Exercise directions: Search the records for lines with the word "onset" and copy each match.

Supplied entries:
• • • • • • •
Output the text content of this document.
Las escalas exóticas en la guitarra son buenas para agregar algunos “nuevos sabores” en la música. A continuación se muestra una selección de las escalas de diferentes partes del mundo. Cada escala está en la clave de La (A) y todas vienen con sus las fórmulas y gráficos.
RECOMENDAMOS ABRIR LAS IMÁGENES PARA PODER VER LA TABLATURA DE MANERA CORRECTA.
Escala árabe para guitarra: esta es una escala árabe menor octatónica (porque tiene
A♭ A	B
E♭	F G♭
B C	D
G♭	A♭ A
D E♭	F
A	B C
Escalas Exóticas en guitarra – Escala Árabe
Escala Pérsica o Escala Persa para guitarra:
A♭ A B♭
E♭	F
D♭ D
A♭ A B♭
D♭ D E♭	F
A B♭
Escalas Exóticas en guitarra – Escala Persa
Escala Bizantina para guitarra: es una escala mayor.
• • • • • • •
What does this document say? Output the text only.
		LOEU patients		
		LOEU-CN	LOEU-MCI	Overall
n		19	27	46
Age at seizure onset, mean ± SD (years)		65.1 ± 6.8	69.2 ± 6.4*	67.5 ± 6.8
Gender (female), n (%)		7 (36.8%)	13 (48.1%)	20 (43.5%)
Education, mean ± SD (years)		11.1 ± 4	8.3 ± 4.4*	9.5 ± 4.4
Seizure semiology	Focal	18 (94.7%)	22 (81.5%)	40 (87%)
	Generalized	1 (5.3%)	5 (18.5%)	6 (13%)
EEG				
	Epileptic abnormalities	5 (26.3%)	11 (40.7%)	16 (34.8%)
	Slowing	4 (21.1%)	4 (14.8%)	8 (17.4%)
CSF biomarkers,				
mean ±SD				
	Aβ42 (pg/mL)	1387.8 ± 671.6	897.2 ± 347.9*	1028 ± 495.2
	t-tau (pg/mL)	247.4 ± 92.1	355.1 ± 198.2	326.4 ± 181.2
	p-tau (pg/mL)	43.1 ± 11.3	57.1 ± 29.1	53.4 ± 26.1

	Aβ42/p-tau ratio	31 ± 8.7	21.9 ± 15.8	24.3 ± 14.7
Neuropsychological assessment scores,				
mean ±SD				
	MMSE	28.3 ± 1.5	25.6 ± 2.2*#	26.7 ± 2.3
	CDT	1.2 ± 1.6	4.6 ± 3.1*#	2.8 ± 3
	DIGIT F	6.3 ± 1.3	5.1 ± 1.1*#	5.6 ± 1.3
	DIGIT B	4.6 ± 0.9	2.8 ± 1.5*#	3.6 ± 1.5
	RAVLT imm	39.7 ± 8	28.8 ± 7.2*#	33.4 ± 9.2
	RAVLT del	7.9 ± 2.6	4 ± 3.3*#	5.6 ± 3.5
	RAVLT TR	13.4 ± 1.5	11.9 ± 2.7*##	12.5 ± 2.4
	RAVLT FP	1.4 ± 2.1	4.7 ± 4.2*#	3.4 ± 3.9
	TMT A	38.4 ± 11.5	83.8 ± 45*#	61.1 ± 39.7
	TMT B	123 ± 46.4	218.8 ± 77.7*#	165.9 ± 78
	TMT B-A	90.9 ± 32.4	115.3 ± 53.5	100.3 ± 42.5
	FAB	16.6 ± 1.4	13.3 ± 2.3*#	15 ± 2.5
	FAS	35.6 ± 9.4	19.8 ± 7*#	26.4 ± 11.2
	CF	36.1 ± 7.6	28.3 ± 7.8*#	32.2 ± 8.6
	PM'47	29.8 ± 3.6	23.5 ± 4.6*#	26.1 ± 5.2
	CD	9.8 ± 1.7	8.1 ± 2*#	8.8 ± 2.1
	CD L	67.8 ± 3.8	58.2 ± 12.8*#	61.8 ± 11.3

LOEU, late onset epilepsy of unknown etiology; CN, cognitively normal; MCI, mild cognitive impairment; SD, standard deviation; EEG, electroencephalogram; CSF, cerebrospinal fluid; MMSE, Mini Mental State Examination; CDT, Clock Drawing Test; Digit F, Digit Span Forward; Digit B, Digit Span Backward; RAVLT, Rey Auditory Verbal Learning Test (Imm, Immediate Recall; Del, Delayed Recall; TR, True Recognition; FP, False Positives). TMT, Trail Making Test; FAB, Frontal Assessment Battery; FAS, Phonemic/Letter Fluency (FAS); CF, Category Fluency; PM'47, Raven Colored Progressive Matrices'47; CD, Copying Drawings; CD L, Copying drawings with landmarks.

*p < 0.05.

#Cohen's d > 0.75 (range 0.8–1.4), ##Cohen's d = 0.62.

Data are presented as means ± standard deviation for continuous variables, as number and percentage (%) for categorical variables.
• • • • • • •
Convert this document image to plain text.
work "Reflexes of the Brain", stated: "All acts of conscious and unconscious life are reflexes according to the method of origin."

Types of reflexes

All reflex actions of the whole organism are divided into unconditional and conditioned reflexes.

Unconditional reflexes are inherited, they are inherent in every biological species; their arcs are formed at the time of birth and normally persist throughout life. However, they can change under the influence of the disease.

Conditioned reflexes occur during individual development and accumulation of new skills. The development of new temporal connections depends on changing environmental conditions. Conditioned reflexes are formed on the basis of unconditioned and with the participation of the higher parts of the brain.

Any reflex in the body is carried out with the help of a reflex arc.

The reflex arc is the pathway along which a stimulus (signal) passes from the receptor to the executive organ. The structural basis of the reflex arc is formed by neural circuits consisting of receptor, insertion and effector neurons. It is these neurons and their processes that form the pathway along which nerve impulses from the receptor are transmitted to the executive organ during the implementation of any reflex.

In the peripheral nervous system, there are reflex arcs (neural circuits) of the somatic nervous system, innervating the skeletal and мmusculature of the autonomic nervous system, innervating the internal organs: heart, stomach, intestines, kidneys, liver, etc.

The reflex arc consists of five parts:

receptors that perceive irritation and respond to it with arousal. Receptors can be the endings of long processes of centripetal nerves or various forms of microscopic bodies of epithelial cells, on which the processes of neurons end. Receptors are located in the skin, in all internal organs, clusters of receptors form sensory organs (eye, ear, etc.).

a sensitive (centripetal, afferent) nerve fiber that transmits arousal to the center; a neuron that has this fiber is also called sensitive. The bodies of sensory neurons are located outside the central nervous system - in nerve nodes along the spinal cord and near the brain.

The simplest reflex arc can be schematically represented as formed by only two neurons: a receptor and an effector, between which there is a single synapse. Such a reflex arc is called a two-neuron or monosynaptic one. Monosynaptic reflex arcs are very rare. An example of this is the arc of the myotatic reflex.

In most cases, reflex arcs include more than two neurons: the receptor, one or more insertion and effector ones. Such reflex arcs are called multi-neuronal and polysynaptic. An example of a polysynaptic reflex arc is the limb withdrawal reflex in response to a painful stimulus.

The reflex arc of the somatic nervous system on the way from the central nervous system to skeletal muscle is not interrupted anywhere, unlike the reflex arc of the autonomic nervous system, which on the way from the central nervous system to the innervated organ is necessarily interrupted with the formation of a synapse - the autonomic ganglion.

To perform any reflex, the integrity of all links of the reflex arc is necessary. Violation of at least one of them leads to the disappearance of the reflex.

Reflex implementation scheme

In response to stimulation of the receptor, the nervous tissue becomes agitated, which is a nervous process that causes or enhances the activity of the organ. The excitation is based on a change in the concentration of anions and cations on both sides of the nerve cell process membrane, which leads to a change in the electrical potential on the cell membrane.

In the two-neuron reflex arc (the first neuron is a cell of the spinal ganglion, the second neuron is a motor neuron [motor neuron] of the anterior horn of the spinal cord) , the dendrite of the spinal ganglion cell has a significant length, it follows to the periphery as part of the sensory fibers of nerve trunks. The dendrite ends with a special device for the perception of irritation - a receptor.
• • • • • • •
Answer section:
Age at seizure onset, mean ± SD (years)		65.1 ± 6.8	69.2 ± 6.4*	67.5 ± 6.8
LOEU, late onset epilepsy of unknown etiology; CN, cognitively normal; MCI, mild cognitive impairment; SD, standard deviation; EEG, electroencephalogram; CSF, cerebrospinal fluid; MMSE, Mini Mental State Examination; CDT, Clock Drawing Test; Digit F, Digit Span Forward; Digit B, Digit Span Backward; RAVLT, Rey Auditory Verbal Learning Test (Imm, Immediate Recall; Del, Delayed Recall; TR, True Recognition; FP, False Positives). TMT, Trail Making Test; FAB, Frontal Assessment Battery; FAS, Phonemic/Letter Fluency (FAS); CF, Category Fluency; PM'47, Raven Colored Progressive Matrices'47; CD, Copying Drawings; CD L, Copying drawings with landmarks.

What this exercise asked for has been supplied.